(Saved entries)
— Begin —

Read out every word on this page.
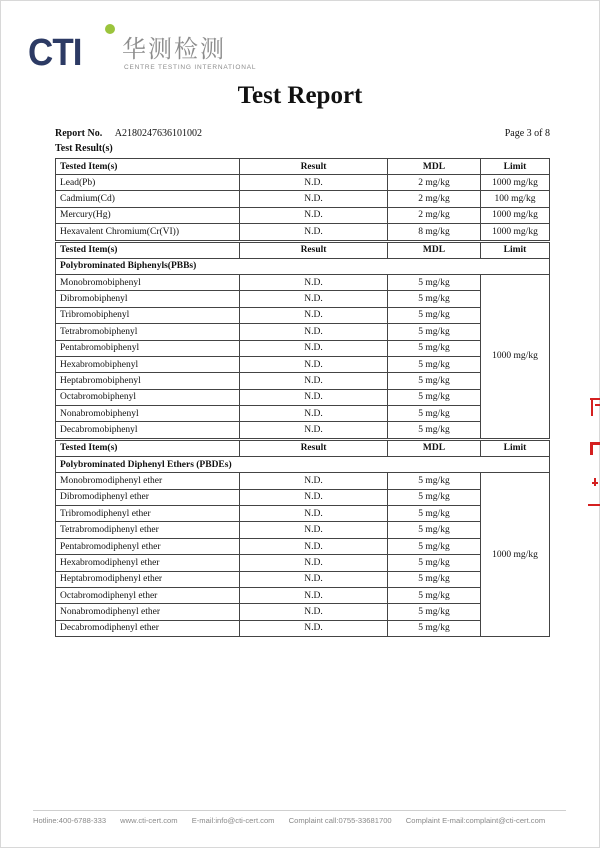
CTI 华测检测
CENTRE TESTING INTERNATIONAL
Test Report
Report No. A2180247636101002	Page 3 of 8
Test Result(s)
Tested Item(s)	Result	MDL	Limit
Lead(Pb)	N.D.	2 mg/kg	1000 mg/kg
Cadmium(Cd)	N.D.	2 mg/kg	100 mg/kg
Mercury(Hg)	N.D.	2 mg/kg	1000 mg/kg
Hexavalent Chromium(Cr(VI))	N.D.	8 mg/kg	1000 mg/kg
Tested Item(s)	Result	MDL	Limit
Polybrominated Biphenyls(PBBs)			
Monobromobiphenyl	N.D.	5 mg/kg	1000 mg/kg
Dibromobiphenyl	N.D.	5 mg/kg	
Tribromobiphenyl	N.D.	5 mg/kg	
Tetrabromobiphenyl	N.D.	5 mg/kg	
Pentabromobiphenyl	N.D.	5 mg/kg	
Hexabromobiphenyl	N.D.	5 mg/kg	
Heptabromobiphenyl	N.D.	5 mg/kg	
Octabromobiphenyl	N.D.	5 mg/kg	
Nonabromobiphenyl	N.D.	5 mg/kg	
Decabromobiphenyl	N.D.	5 mg/kg	
Tested Item(s)	Result	MDL	Limit
Polybrominated Diphenyl Ethers (PBDEs)			
Monobromodiphenyl ether	N.D.	5 mg/kg	1000 mg/kg
Dibromodiphenyl ether	N.D.	5 mg/kg	
Tribromodiphenyl ether	N.D.	5 mg/kg	
Tetrabromodiphenyl ether	N.D.	5 mg/kg	
Pentabromodiphenyl ether	N.D.	5 mg/kg	
Hexabromodiphenyl ether	N.D.	5 mg/kg	
Heptabromodiphenyl ether	N.D.	5 mg/kg	
Octabromodiphenyl ether	N.D.	5 mg/kg	
Nonabromodiphenyl ether	N.D.	5 mg/kg	
Decabromodiphenyl ether	N.D.	5 mg/kg	
Hotline:400-6788-333 www.cti-cert.com E-mail:info@cti-cert.com Complaint call:0755-33681700 Complaint E-mail:complaint@cti-cert.com
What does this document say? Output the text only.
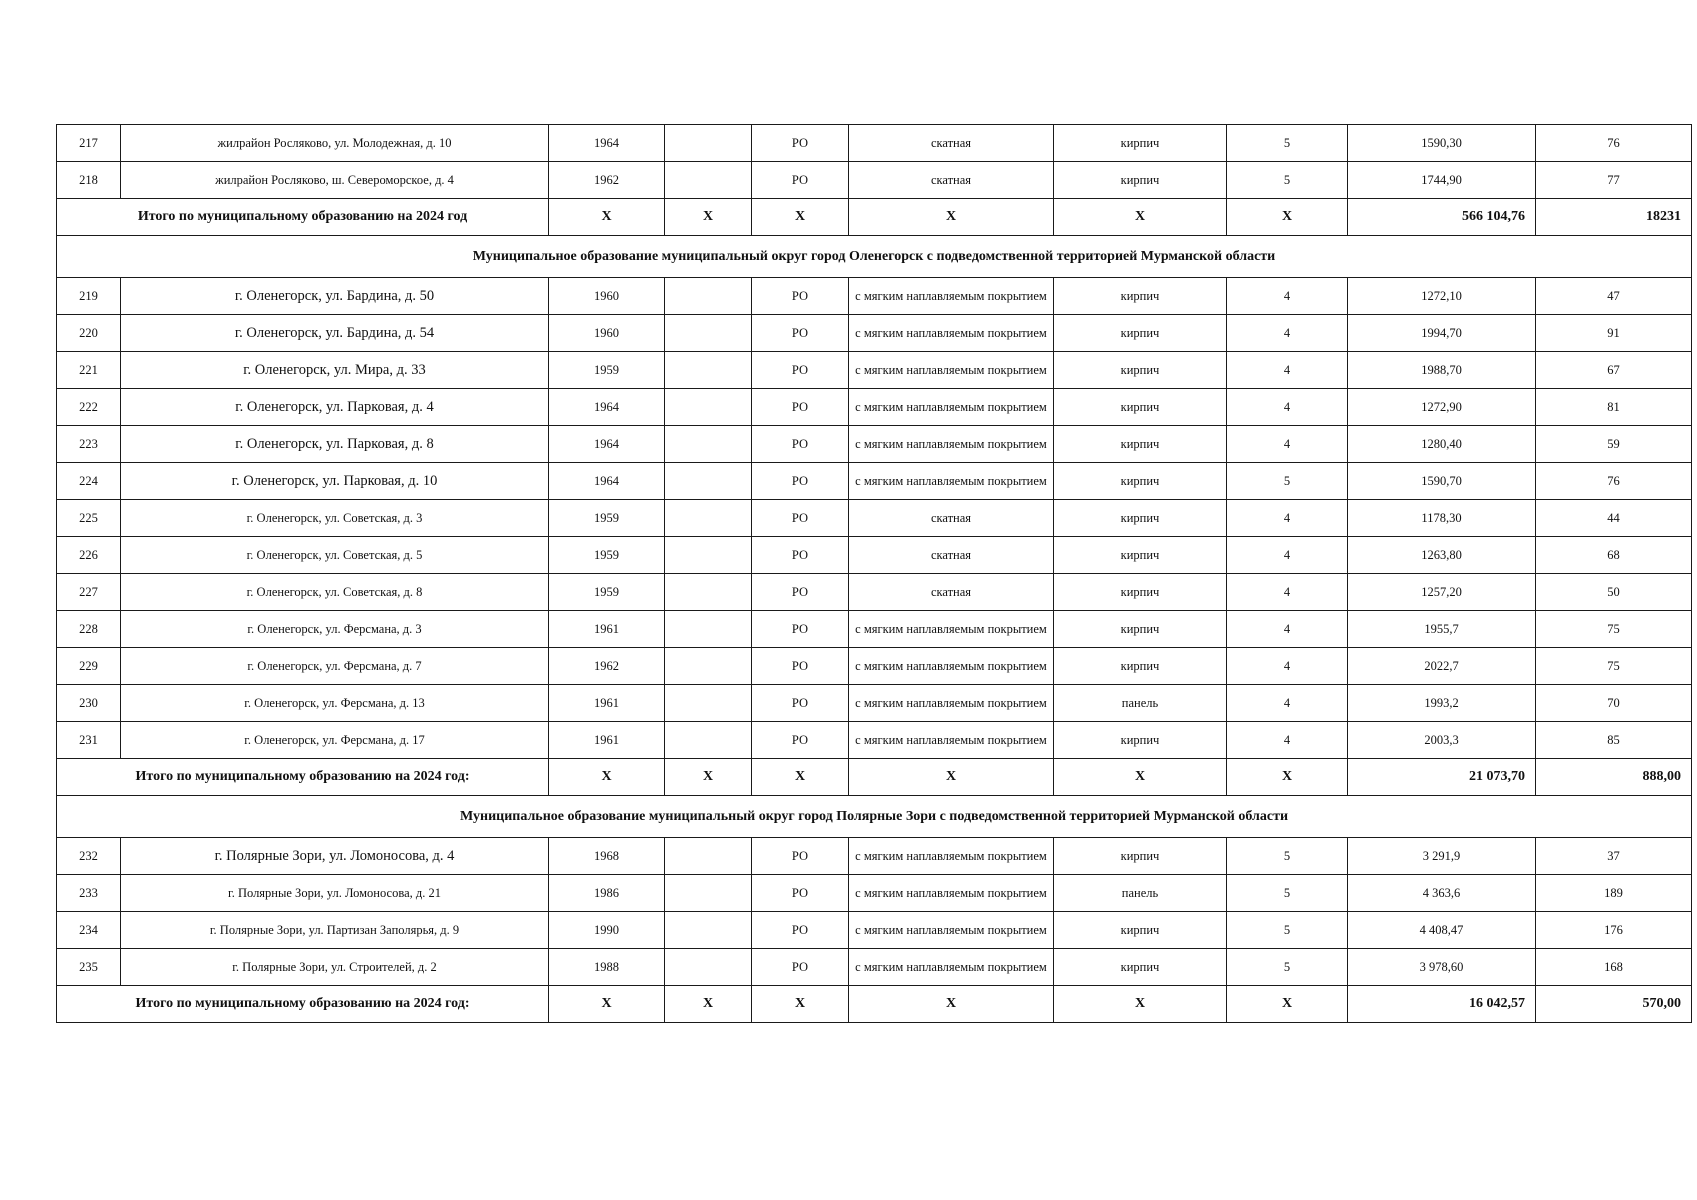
217	жилрайон Росляково, ул. Молодежная, д. 10	1964		РО	скатная	кирпич	5	1590,30	76
218	жилрайон Росляково, ш. Североморское, д. 4	1962		РО	скатная	кирпич	5	1744,90	77
Итого по муниципальному образованию на 2024 год		X	X	X	X	X	X	566 104,76	18231
Муниципальное образование муниципальный округ город Оленегорск с подведомственной территорией Мурманской области									
219	г. Оленегорск, ул. Бардина, д. 50	1960		РО	с мягким наплавляемым покрытием	кирпич	4	1272,10	47
220	г. Оленегорск, ул. Бардина, д. 54	1960		РО	с мягким наплавляемым покрытием	кирпич	4	1994,70	91
221	г. Оленегорск, ул. Мира, д. 33	1959		РО	с мягким наплавляемым покрытием	кирпич	4	1988,70	67
222	г. Оленегорск, ул. Парковая, д. 4	1964		РО	с мягким наплавляемым покрытием	кирпич	4	1272,90	81
223	г. Оленегорск, ул. Парковая, д. 8	1964		РО	с мягким наплавляемым покрытием	кирпич	4	1280,40	59
224	г. Оленегорск, ул. Парковая, д. 10	1964		РО	с мягким наплавляемым покрытием	кирпич	5	1590,70	76
225	г. Оленегорск, ул. Советская, д. 3	1959		РО	скатная	кирпич	4	1178,30	44
226	г. Оленегорск, ул. Советская, д. 5	1959		РО	скатная	кирпич	4	1263,80	68
227	г. Оленегорск, ул. Советская, д. 8	1959		РО	скатная	кирпич	4	1257,20	50
228	г. Оленегорск, ул. Ферсмана, д. 3	1961		РО	с мягким наплавляемым покрытием	кирпич	4	1955,7	75
229	г. Оленегорск, ул. Ферсмана, д. 7	1962		РО	с мягким наплавляемым покрытием	кирпич	4	2022,7	75
230	г. Оленегорск, ул. Ферсмана, д. 13	1961		РО	с мягким наплавляемым покрытием	панель	4	1993,2	70
231	г. Оленегорск, ул. Ферсмана, д. 17	1961		РО	с мягким наплавляемым покрытием	кирпич	4	2003,3	85
Итого по муниципальному образованию на 2024 год:		X	X	X	X	X	X	21 073,70	888,00
Муниципальное образование муниципальный округ город Полярные Зори с подведомственной территорией Мурманской области									
232	г. Полярные Зори, ул. Ломоносова, д. 4	1968		РО	с мягким наплавляемым покрытием	кирпич	5	3 291,9	37
233	г. Полярные Зори, ул. Ломоносова, д. 21	1986		РО	с мягким наплавляемым покрытием	панель	5	4 363,6	189
234	г. Полярные Зори, ул. Партизан Заполярья, д. 9	1990		РО	с мягким наплавляемым покрытием	кирпич	5	4 408,47	176
235	г. Полярные Зори, ул. Строителей, д. 2	1988		РО	с мягким наплавляемым покрытием	кирпич	5	3 978,60	168
Итого по муниципальному образованию на 2024 год:		X	X	X	X	X	X	16 042,57	570,00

— End —

### Do this:
Can you retype every record above exactly, leaving out the pictures?

### Expected answer:
Read out every word on this page.
CTI 华测检测
CENTRE TESTING INTERNATIONAL
Test Report
Report No. A2180247636101002	Page 3 of 8
Test Result(s)
Tested Item(s)	Result	MDL	Limit
Lead(Pb)	N.D.	2 mg/kg	1000 mg/kg
Cadmium(Cd)	N.D.	2 mg/kg	100 mg/kg
Mercury(Hg)	N.D.	2 mg/kg	1000 mg/kg
Hexavalent Chromium(Cr(VI))	N.D.	8 mg/kg	1000 mg/kg
Tested Item(s)	Result	MDL	Limit
Polybrominated Biphenyls(PBBs)			
Monobromobiphenyl	N.D.	5 mg/kg	1000 mg/kg
Dibromobiphenyl	N.D.	5 mg/kg	
Tribromobiphenyl	N.D.	5 mg/kg	
Tetrabromobiphenyl	N.D.	5 mg/kg	
Pentabromobiphenyl	N.D.	5 mg/kg	
Hexabromobiphenyl	N.D.	5 mg/kg	
Heptabromobiphenyl	N.D.	5 mg/kg	
Octabromobiphenyl	N.D.	5 mg/kg	
Nonabromobiphenyl	N.D.	5 mg/kg	
Decabromobiphenyl	N.D.	5 mg/kg	
Tested Item(s)	Result	MDL	Limit
Polybrominated Diphenyl Ethers (PBDEs)			
Monobromodiphenyl ether	N.D.	5 mg/kg	1000 mg/kg
Dibromodiphenyl ether	N.D.	5 mg/kg	
Tribromodiphenyl ether	N.D.	5 mg/kg	
Tetrabromodiphenyl ether	N.D.	5 mg/kg	
Pentabromodiphenyl ether	N.D.	5 mg/kg	
Hexabromodiphenyl ether	N.D.	5 mg/kg	
Heptabromodiphenyl ether	N.D.	5 mg/kg	
Octabromodiphenyl ether	N.D.	5 mg/kg	
Nonabromodiphenyl ether	N.D.	5 mg/kg	
Decabromodiphenyl ether	N.D.	5 mg/kg	
Hotline:400-6788-333 www.cti-cert.com E-mail:info@cti-cert.com Complaint call:0755-33681700 Complaint E-mail:complaint@cti-cert.com
What does this document say? Output the text only.
217	жилрайон Росляково, ул. Молодежная, д. 10	1964		РО	скатная	кирпич	5	1590,30	76
218	жилрайон Росляково, ш. Североморское, д. 4	1962		РО	скатная	кирпич	5	1744,90	77
Итого по муниципальному образованию на 2024 год		X	X	X	X	X	X	566 104,76	18231
Муниципальное образование муниципальный округ город Оленегорск с подведомственной территорией Мурманской области									
219	г. Оленегорск, ул. Бардина, д. 50	1960		РО	с мягким наплавляемым покрытием	кирпич	4	1272,10	47
220	г. Оленегорск, ул. Бардина, д. 54	1960		РО	с мягким наплавляемым покрытием	кирпич	4	1994,70	91
221	г. Оленегорск, ул. Мира, д. 33	1959		РО	с мягким наплавляемым покрытием	кирпич	4	1988,70	67
222	г. Оленегорск, ул. Парковая, д. 4	1964		РО	с мягким наплавляемым покрытием	кирпич	4	1272,90	81
223	г. Оленегорск, ул. Парковая, д. 8	1964		РО	с мягким наплавляемым покрытием	кирпич	4	1280,40	59
224	г. Оленегорск, ул. Парковая, д. 10	1964		РО	с мягким наплавляемым покрытием	кирпич	5	1590,70	76
225	г. Оленегорск, ул. Советская, д. 3	1959		РО	скатная	кирпич	4	1178,30	44
226	г. Оленегорск, ул. Советская, д. 5	1959		РО	скатная	кирпич	4	1263,80	68
227	г. Оленегорск, ул. Советская, д. 8	1959		РО	скатная	кирпич	4	1257,20	50
228	г. Оленегорск, ул. Ферсмана, д. 3	1961		РО	с мягким наплавляемым покрытием	кирпич	4	1955,7	75
229	г. Оленегорск, ул. Ферсмана, д. 7	1962		РО	с мягким наплавляемым покрытием	кирпич	4	2022,7	75
230	г. Оленегорск, ул. Ферсмана, д. 13	1961		РО	с мягким наплавляемым покрытием	панель	4	1993,2	70
231	г. Оленегорск, ул. Ферсмана, д. 17	1961		РО	с мягким наплавляемым покрытием	кирпич	4	2003,3	85
Итого по муниципальному образованию на 2024 год:		X	X	X	X	X	X	21 073,70	888,00
Муниципальное образование муниципальный округ город Полярные Зори с подведомственной территорией Мурманской области									
232	г. Полярные Зори, ул. Ломоносова, д. 4	1968		РО	с мягким наплавляемым покрытием	кирпич	5	3 291,9	37
233	г. Полярные Зори, ул. Ломоносова, д. 21	1986		РО	с мягким наплавляемым покрытием	панель	5	4 363,6	189
234	г. Полярные Зори, ул. Партизан Заполярья, д. 9	1990		РО	с мягким наплавляемым покрытием	кирпич	5	4 408,47	176
235	г. Полярные Зори, ул. Строителей, д. 2	1988		РО	с мягким наплавляемым покрытием	кирпич	5	3 978,60	168
Итого по муниципальному образованию на 2024 год:		X	X	X	X	X	X	16 042,57	570,00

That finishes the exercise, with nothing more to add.